Exercise instructions:
Restate, word for word, all of the material shown below.

Material for this exercise:
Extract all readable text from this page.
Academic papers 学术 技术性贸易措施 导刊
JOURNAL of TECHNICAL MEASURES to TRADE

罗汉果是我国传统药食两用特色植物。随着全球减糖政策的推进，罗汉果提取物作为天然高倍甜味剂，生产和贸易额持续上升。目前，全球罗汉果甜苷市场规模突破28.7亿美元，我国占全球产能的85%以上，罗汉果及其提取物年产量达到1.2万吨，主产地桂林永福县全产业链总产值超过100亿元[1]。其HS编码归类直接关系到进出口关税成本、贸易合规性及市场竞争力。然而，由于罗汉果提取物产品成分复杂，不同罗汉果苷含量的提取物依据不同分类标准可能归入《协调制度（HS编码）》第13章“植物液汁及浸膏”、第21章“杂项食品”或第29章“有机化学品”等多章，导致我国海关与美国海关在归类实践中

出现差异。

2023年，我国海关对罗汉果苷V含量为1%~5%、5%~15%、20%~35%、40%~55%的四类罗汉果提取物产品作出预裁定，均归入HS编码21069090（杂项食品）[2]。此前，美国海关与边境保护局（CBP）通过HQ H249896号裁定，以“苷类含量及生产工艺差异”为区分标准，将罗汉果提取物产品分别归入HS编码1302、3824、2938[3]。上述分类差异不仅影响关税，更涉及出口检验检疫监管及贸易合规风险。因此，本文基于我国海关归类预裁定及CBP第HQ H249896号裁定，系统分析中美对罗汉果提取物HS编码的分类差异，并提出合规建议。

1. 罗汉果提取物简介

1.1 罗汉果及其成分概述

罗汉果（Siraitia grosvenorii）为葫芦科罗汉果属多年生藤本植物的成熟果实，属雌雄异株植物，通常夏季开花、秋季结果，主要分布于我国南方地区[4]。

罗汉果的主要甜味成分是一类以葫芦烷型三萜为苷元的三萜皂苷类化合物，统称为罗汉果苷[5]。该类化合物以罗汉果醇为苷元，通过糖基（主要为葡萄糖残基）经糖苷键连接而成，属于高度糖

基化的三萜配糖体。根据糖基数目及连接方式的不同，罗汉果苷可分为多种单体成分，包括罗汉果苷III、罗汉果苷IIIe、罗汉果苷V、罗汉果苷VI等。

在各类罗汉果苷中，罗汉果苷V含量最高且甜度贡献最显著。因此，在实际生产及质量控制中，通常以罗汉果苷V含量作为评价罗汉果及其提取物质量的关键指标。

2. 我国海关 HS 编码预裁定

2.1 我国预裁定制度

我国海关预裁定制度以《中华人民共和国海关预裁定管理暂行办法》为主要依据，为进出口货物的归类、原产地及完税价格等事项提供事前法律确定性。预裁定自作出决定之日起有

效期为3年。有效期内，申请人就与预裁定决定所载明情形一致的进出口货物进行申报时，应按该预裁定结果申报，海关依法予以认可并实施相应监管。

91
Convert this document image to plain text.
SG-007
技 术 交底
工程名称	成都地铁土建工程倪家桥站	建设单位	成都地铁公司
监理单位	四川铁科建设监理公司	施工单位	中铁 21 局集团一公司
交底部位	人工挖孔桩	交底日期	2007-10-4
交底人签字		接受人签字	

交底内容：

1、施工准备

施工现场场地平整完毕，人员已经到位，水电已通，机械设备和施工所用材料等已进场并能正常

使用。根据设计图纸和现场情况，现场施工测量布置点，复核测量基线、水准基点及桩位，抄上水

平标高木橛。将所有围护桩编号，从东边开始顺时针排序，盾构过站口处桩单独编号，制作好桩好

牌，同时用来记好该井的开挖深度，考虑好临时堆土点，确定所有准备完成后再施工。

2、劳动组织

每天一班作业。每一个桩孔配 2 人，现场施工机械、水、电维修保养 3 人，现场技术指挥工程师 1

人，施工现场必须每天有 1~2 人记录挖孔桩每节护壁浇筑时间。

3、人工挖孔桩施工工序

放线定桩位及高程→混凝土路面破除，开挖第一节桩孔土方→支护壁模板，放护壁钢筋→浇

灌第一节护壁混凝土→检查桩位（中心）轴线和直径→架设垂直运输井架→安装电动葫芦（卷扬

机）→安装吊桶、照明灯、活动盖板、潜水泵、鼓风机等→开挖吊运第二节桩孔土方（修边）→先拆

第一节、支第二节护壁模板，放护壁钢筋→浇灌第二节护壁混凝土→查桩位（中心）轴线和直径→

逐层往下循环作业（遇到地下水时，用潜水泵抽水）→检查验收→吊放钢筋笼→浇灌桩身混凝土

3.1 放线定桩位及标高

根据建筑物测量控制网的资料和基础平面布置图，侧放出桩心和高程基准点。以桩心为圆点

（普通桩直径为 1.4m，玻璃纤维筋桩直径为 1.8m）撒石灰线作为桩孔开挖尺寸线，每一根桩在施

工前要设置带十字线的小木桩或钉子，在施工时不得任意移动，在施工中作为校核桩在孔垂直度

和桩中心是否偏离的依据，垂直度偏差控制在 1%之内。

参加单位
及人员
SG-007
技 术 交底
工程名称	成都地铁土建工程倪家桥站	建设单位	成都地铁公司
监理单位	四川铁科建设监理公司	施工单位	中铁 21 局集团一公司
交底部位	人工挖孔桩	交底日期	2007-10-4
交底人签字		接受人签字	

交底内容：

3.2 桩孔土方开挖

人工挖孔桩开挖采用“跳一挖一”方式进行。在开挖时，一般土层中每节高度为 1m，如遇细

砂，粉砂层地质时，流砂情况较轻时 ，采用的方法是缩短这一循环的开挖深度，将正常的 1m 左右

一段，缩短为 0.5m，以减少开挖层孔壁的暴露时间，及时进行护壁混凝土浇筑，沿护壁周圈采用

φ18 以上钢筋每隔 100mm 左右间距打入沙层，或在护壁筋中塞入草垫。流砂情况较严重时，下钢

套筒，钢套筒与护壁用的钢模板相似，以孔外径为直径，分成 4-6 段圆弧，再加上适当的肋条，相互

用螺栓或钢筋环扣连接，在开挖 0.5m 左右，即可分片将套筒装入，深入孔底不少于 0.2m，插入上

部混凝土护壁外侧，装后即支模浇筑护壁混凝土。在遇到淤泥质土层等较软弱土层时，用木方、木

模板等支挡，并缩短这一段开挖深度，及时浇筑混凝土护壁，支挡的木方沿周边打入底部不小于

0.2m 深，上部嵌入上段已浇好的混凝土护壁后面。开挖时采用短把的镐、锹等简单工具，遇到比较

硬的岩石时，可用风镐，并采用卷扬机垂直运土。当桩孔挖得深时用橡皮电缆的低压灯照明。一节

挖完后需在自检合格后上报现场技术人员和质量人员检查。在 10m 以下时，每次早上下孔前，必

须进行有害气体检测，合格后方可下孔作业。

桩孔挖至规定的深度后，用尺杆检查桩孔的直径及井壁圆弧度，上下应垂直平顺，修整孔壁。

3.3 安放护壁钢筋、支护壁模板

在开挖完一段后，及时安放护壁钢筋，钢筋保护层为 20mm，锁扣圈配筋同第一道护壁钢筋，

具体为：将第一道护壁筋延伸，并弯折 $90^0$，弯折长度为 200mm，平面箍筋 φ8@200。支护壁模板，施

Answer to this problem:
Extract all readable text from this page.
Academic papers 学术 技术性贸易措施 导刊
JOURNAL of TECHNICAL MEASURES to TRADE

罗汉果是我国传统药食两用特色植物。随着全球减糖政策的推进，罗汉果提取物作为天然高倍甜味剂，生产和贸易额持续上升。目前，全球罗汉果甜苷市场规模突破28.7亿美元，我国占全球产能的85%以上，罗汉果及其提取物年产量达到1.2万吨，主产地桂林永福县全产业链总产值超过100亿元[1]。其HS编码归类直接关系到进出口关税成本、贸易合规性及市场竞争力。然而，由于罗汉果提取物产品成分复杂，不同罗汉果苷含量的提取物依据不同分类标准可能归入《协调制度（HS编码）》第13章“植物液汁及浸膏”、第21章“杂项食品”或第29章“有机化学品”等多章，导致我国海关与美国海关在归类实践中

出现差异。

2023年，我国海关对罗汉果苷V含量为1%~5%、5%~15%、20%~35%、40%~55%的四类罗汉果提取物产品作出预裁定，均归入HS编码21069090（杂项食品）[2]。此前，美国海关与边境保护局（CBP）通过HQ H249896号裁定，以“苷类含量及生产工艺差异”为区分标准，将罗汉果提取物产品分别归入HS编码1302、3824、2938[3]。上述分类差异不仅影响关税，更涉及出口检验检疫监管及贸易合规风险。因此，本文基于我国海关归类预裁定及CBP第HQ H249896号裁定，系统分析中美对罗汉果提取物HS编码的分类差异，并提出合规建议。

1. 罗汉果提取物简介

1.1 罗汉果及其成分概述

罗汉果（Siraitia grosvenorii）为葫芦科罗汉果属多年生藤本植物的成熟果实，属雌雄异株植物，通常夏季开花、秋季结果，主要分布于我国南方地区[4]。

罗汉果的主要甜味成分是一类以葫芦烷型三萜为苷元的三萜皂苷类化合物，统称为罗汉果苷[5]。该类化合物以罗汉果醇为苷元，通过糖基（主要为葡萄糖残基）经糖苷键连接而成，属于高度糖

基化的三萜配糖体。根据糖基数目及连接方式的不同，罗汉果苷可分为多种单体成分，包括罗汉果苷III、罗汉果苷IIIe、罗汉果苷V、罗汉果苷VI等。

在各类罗汉果苷中，罗汉果苷V含量最高且甜度贡献最显著。因此，在实际生产及质量控制中，通常以罗汉果苷V含量作为评价罗汉果及其提取物质量的关键指标。

2. 我国海关 HS 编码预裁定

2.1 我国预裁定制度

我国海关预裁定制度以《中华人民共和国海关预裁定管理暂行办法》为主要依据，为进出口货物的归类、原产地及完税价格等事项提供事前法律确定性。预裁定自作出决定之日起有

效期为3年。有效期内，申请人就与预裁定决定所载明情形一致的进出口货物进行申报时，应按该预裁定结果申报，海关依法予以认可并实施相应监管。

91
Convert this document image to plain text.
SG-007
技 术 交底
工程名称	成都地铁土建工程倪家桥站	建设单位	成都地铁公司
监理单位	四川铁科建设监理公司	施工单位	中铁 21 局集团一公司
交底部位	人工挖孔桩	交底日期	2007-10-4
交底人签字		接受人签字	

交底内容：

1、施工准备

施工现场场地平整完毕，人员已经到位，水电已通，机械设备和施工所用材料等已进场并能正常

使用。根据设计图纸和现场情况，现场施工测量布置点，复核测量基线、水准基点及桩位，抄上水

平标高木橛。将所有围护桩编号，从东边开始顺时针排序，盾构过站口处桩单独编号，制作好桩好

牌，同时用来记好该井的开挖深度，考虑好临时堆土点，确定所有准备完成后再施工。

2、劳动组织

每天一班作业。每一个桩孔配 2 人，现场施工机械、水、电维修保养 3 人，现场技术指挥工程师 1

人，施工现场必须每天有 1~2 人记录挖孔桩每节护壁浇筑时间。

3、人工挖孔桩施工工序

放线定桩位及高程→混凝土路面破除，开挖第一节桩孔土方→支护壁模板，放护壁钢筋→浇

灌第一节护壁混凝土→检查桩位（中心）轴线和直径→架设垂直运输井架→安装电动葫芦（卷扬

机）→安装吊桶、照明灯、活动盖板、潜水泵、鼓风机等→开挖吊运第二节桩孔土方（修边）→先拆

第一节、支第二节护壁模板，放护壁钢筋→浇灌第二节护壁混凝土→查桩位（中心）轴线和直径→

逐层往下循环作业（遇到地下水时，用潜水泵抽水）→检查验收→吊放钢筋笼→浇灌桩身混凝土

3.1 放线定桩位及标高

根据建筑物测量控制网的资料和基础平面布置图，侧放出桩心和高程基准点。以桩心为圆点

（普通桩直径为 1.4m，玻璃纤维筋桩直径为 1.8m）撒石灰线作为桩孔开挖尺寸线，每一根桩在施

工前要设置带十字线的小木桩或钉子，在施工时不得任意移动，在施工中作为校核桩在孔垂直度

和桩中心是否偏离的依据，垂直度偏差控制在 1%之内。

参加单位
及人员
SG-007
技 术 交底
工程名称	成都地铁土建工程倪家桥站	建设单位	成都地铁公司
监理单位	四川铁科建设监理公司	施工单位	中铁 21 局集团一公司
交底部位	人工挖孔桩	交底日期	2007-10-4
交底人签字		接受人签字	

交底内容：

3.2 桩孔土方开挖

人工挖孔桩开挖采用“跳一挖一”方式进行。在开挖时，一般土层中每节高度为 1m，如遇细

砂，粉砂层地质时，流砂情况较轻时 ，采用的方法是缩短这一循环的开挖深度，将正常的 1m 左右

一段，缩短为 0.5m，以减少开挖层孔壁的暴露时间，及时进行护壁混凝土浇筑，沿护壁周圈采用

φ18 以上钢筋每隔 100mm 左右间距打入沙层，或在护壁筋中塞入草垫。流砂情况较严重时，下钢

套筒，钢套筒与护壁用的钢模板相似，以孔外径为直径，分成 4-6 段圆弧，再加上适当的肋条，相互

用螺栓或钢筋环扣连接，在开挖 0.5m 左右，即可分片将套筒装入，深入孔底不少于 0.2m，插入上

部混凝土护壁外侧，装后即支模浇筑护壁混凝土。在遇到淤泥质土层等较软弱土层时，用木方、木

模板等支挡，并缩短这一段开挖深度，及时浇筑混凝土护壁，支挡的木方沿周边打入底部不小于

0.2m 深，上部嵌入上段已浇好的混凝土护壁后面。开挖时采用短把的镐、锹等简单工具，遇到比较

硬的岩石时，可用风镐，并采用卷扬机垂直运土。当桩孔挖得深时用橡皮电缆的低压灯照明。一节

挖完后需在自检合格后上报现场技术人员和质量人员检查。在 10m 以下时，每次早上下孔前，必

须进行有害气体检测，合格后方可下孔作业。

桩孔挖至规定的深度后，用尺杆检查桩孔的直径及井壁圆弧度，上下应垂直平顺，修整孔壁。

3.3 安放护壁钢筋、支护壁模板

在开挖完一段后，及时安放护壁钢筋，钢筋保护层为 20mm，锁扣圈配筋同第一道护壁钢筋，

具体为：将第一道护壁筋延伸，并弯折 $90^0$，弯折长度为 200mm，平面箍筋 φ8@200。支护壁模板，施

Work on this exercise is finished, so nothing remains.